= Exercise material =
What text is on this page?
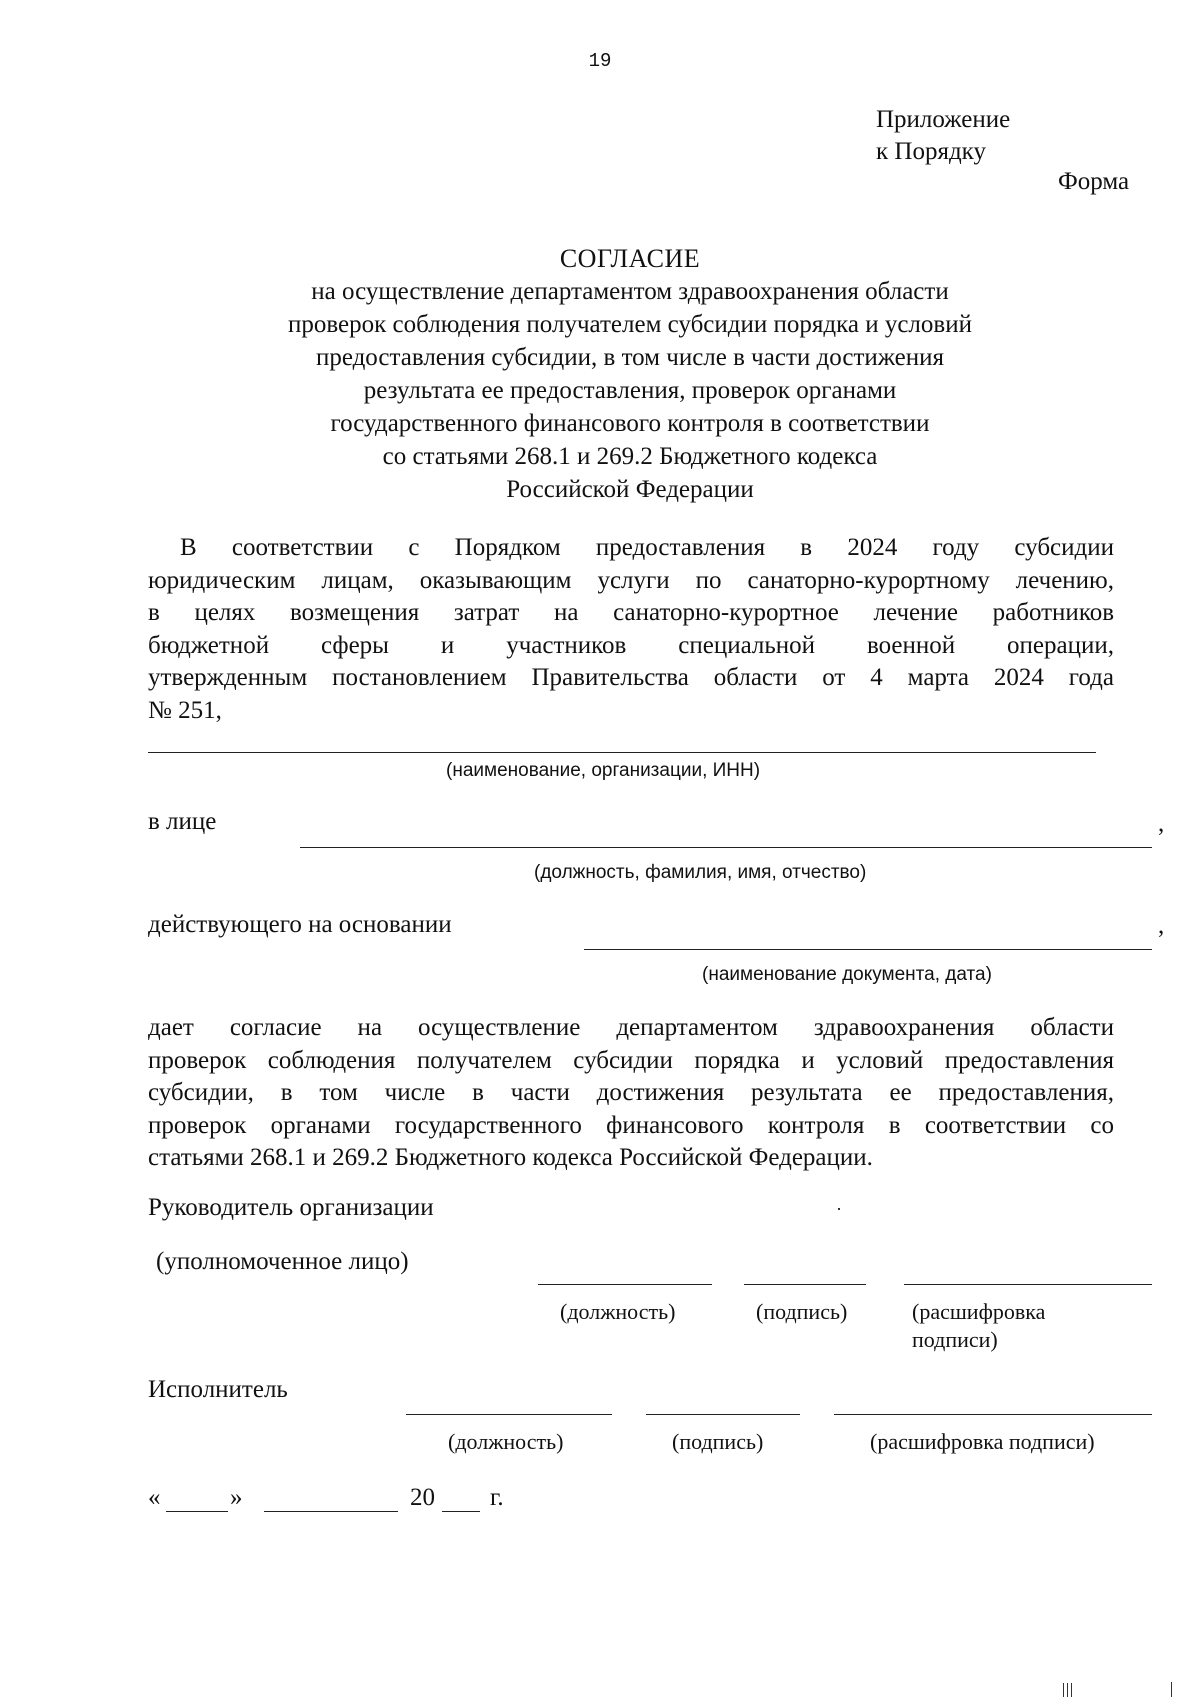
19
Приложение
к Порядку
Форма
СОГЛАСИЕ
на осуществление департаментом здравоохранения области
проверок соблюдения получателем субсидии порядка и условий
предоставления субсидии, в том числе в части достижения
результата ее предоставления, проверок органами
государственного финансового контроля в соответствии
со статьями 268.1 и 269.2 Бюджетного кодекса
Российской Федерации
В соответствии с Порядком предоставления в 2024 году субсидии
юридическим лицам, оказывающим услуги по санаторно-курортному лечению,
в целях возмещения затрат на санаторно-курортное лечение работников
бюджетной сферы и участников специальной военной операции,
утвержденным постановлением Правительства области от 4 марта 2024 года
№ 251,
(наименование, организации, ИНН)
в лице	,
(должность, фамилия, имя, отчество)
действующего на основании	,
(наименование документа, дата)
дает согласие на осуществление департаментом здравоохранения области
проверок соблюдения получателем субсидии порядка и условий предоставления
субсидии, в том числе в части достижения результата ее предоставления,
проверок органами государственного финансового контроля в соответствии со
статьями 268.1 и 269.2 Бюджетного кодекса Российской Федерации.
Руководитель организации
(уполномоченное лицо)
(должность)	(подпись)	(расшифровка
подписи)
Исполнитель
(должность)	(подпись)	(расшифровка подписи)
«	»	20 г.
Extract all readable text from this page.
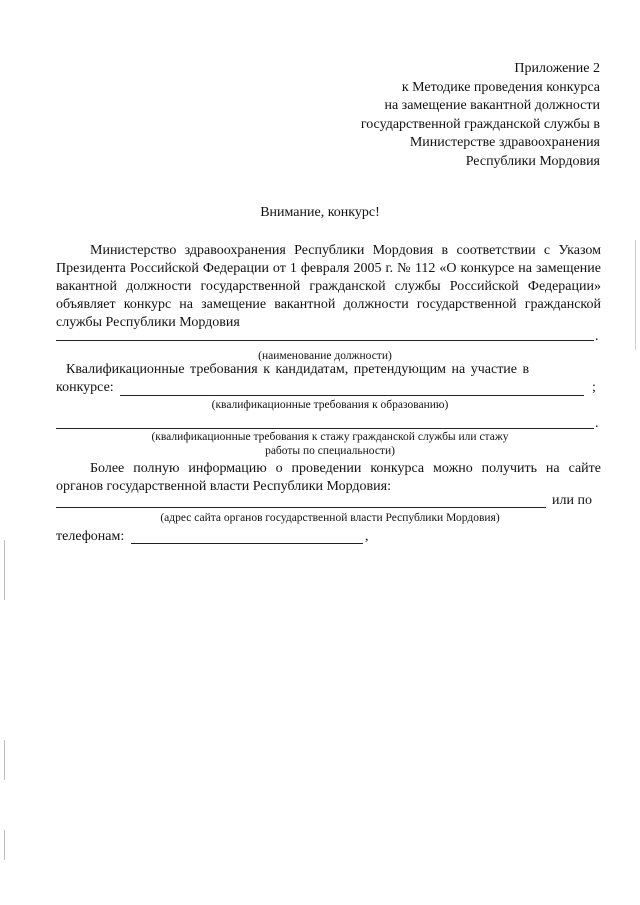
Приложение 2
к Методике проведения конкурса
на замещение вакантной должности
государственной гражданской службы в
Министерстве здравоохранения
Республики Мордовия
Внимание, конкурс!
Министерство здравоохранения Республики Мордовия в соответствии с Указом Президента Российской Федерации от 1 февраля 2005 г. № 112 «О конкурсе на замещение вакантной должности государственной гражданской службы Российской Федерации» объявляет конкурс на замещение вакантной должности государственной гражданской службы Республики Мордовия
.
(наименование должности)
Квалификационные требования к кандидатам, претендующим на участие в
конкурсе:	;
(квалификационные требования к образованию)
.
(квалификационные требования к стажу гражданской службы или стажу
работы по специальности)
Более полную информацию о проведении конкурса можно получить на сайте органов государственной власти Республики Мордовия:
или по
(адрес сайта органов государственной власти Республики Мордовия)
телефонам:	,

= Instruction =
Isolate each line of the listing above that includes "предоставления". Copy it.

= Complete response =
предоставления субсидии, в том числе в части достижения
результата ее предоставления, проверок органами
В соответствии с Порядком предоставления в 2024 году субсидии
проверок соблюдения получателем субсидии порядка и условий предоставления
субсидии, в том числе в части достижения результата ее предоставления,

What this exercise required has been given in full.